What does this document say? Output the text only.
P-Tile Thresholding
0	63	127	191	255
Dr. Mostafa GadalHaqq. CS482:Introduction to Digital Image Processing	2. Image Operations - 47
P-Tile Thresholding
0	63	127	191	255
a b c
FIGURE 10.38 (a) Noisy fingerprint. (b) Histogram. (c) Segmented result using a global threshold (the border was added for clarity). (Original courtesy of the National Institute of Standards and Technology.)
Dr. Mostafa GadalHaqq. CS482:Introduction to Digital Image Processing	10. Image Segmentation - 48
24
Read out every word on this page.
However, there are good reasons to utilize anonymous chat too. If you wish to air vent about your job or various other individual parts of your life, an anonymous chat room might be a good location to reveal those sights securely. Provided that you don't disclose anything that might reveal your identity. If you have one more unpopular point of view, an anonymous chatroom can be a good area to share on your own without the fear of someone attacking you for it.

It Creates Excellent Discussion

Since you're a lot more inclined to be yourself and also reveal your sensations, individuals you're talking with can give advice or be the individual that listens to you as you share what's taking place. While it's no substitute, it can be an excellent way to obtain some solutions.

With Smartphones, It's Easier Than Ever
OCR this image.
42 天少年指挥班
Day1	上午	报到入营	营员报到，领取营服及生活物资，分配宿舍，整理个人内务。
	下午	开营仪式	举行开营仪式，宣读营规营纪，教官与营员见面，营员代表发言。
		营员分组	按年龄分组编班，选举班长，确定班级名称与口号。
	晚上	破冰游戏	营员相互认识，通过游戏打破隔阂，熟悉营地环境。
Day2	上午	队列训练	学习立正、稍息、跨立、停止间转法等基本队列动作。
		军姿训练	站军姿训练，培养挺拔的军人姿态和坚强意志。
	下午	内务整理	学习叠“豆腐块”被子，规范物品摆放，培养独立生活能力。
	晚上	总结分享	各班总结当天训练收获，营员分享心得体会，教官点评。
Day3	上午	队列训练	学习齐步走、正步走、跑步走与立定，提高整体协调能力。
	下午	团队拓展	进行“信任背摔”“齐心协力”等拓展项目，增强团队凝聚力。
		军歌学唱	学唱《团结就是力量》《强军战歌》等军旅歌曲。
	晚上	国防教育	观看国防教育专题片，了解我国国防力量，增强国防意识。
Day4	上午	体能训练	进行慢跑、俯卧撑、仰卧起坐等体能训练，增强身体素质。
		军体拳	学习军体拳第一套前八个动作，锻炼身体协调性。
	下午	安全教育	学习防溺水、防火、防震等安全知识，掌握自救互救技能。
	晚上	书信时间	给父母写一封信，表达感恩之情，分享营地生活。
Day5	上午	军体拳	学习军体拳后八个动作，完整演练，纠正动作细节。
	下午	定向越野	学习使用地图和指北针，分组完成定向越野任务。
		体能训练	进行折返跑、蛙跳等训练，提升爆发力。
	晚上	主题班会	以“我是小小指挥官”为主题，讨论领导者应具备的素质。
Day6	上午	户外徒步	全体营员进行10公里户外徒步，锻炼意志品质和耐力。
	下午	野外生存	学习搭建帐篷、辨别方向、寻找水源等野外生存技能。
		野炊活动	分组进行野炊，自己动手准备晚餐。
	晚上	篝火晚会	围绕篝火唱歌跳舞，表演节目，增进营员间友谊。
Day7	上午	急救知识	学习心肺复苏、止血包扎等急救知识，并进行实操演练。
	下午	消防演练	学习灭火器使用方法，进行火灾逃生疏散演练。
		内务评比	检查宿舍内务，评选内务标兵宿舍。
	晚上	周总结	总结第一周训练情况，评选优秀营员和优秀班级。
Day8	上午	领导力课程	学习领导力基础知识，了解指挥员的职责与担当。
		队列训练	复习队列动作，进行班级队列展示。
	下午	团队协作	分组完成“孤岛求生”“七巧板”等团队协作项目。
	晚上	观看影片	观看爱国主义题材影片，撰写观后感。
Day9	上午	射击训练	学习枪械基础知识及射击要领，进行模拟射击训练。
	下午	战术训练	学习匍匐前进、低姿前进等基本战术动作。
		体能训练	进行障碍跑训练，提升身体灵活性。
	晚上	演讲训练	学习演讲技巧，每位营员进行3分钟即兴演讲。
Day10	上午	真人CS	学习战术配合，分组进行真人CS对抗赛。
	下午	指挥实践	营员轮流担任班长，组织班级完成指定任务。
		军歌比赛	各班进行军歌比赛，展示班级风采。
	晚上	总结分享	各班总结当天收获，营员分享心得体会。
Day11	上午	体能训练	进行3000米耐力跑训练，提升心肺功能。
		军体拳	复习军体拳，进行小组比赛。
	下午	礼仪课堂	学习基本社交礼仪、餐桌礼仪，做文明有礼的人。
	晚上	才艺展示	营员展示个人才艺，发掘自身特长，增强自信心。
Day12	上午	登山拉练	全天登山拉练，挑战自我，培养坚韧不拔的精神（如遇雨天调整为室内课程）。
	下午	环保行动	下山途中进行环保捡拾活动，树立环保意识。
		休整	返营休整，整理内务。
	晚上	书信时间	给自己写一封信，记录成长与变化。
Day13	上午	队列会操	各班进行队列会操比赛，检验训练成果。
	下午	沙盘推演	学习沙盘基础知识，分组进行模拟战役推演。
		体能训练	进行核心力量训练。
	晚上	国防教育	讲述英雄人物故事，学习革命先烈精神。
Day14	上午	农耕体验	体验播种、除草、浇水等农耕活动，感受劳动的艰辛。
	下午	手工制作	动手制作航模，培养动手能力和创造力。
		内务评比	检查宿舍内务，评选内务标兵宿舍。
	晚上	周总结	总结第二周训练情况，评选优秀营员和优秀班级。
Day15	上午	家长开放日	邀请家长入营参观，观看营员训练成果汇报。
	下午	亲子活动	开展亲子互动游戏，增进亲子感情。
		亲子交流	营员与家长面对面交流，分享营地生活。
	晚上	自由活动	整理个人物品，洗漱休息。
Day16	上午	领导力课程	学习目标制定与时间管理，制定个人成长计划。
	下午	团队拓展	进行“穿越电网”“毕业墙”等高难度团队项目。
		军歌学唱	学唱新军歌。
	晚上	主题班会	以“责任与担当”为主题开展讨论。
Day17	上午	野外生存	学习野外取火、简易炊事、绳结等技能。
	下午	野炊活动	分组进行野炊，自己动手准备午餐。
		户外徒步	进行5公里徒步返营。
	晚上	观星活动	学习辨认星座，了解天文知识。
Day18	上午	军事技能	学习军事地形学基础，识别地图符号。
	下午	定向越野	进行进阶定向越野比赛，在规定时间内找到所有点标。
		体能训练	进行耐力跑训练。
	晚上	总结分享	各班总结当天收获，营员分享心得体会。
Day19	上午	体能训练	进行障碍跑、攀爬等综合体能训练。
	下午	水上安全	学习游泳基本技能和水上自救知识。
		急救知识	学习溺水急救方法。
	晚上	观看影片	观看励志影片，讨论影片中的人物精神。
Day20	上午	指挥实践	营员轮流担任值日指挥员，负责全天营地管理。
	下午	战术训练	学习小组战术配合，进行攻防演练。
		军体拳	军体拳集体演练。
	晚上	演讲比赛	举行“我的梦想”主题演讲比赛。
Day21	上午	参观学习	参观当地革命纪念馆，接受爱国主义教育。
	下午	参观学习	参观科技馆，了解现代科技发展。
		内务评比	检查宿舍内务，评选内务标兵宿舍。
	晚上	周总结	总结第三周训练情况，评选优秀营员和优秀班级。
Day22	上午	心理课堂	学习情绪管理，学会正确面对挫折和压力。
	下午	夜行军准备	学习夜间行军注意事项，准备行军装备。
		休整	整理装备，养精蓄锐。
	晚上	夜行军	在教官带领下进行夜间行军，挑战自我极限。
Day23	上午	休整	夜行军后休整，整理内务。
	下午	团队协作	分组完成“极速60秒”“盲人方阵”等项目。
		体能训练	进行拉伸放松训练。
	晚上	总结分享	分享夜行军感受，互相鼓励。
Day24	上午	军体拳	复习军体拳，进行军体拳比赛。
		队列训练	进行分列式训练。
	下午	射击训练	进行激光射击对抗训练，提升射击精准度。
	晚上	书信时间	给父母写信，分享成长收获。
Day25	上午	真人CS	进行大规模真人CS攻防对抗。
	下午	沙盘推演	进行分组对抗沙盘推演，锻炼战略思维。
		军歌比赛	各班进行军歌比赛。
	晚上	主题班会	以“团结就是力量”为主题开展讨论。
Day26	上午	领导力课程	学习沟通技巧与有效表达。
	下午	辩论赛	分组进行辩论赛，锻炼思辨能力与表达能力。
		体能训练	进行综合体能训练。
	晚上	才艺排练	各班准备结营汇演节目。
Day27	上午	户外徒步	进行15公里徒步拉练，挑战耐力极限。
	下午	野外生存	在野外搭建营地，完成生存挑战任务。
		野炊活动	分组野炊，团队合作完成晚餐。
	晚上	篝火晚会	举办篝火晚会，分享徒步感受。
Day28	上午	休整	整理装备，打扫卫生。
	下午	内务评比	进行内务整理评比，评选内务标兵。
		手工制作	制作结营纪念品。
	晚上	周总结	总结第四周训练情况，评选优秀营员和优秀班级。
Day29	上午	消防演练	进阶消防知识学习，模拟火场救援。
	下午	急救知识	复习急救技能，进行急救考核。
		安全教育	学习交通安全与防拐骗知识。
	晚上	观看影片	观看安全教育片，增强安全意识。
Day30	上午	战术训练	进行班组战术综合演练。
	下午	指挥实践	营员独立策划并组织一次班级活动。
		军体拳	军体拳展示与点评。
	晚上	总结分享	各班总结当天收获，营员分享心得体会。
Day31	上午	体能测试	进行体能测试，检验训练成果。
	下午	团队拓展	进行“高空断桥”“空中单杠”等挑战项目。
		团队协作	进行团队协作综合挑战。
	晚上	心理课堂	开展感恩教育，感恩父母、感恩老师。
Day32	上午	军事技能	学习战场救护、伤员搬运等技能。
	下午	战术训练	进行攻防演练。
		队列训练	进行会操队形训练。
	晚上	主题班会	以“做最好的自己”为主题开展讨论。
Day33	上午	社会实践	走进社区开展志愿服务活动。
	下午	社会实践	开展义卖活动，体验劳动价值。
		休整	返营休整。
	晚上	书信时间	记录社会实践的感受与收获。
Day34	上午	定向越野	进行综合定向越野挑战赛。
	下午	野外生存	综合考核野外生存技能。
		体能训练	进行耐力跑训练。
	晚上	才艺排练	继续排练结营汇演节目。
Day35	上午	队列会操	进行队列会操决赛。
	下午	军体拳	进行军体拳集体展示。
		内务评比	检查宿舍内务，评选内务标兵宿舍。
━━━━━━━━━━
Return every line above that contains the word "为主题开展讨论".

WORKED ANSWER »
	晚上	主题班会	以“责任与担当”为主题开展讨论。
	晚上	主题班会	以“团结就是力量”为主题开展讨论。
	晚上	主题班会	以“做最好的自己”为主题开展讨论。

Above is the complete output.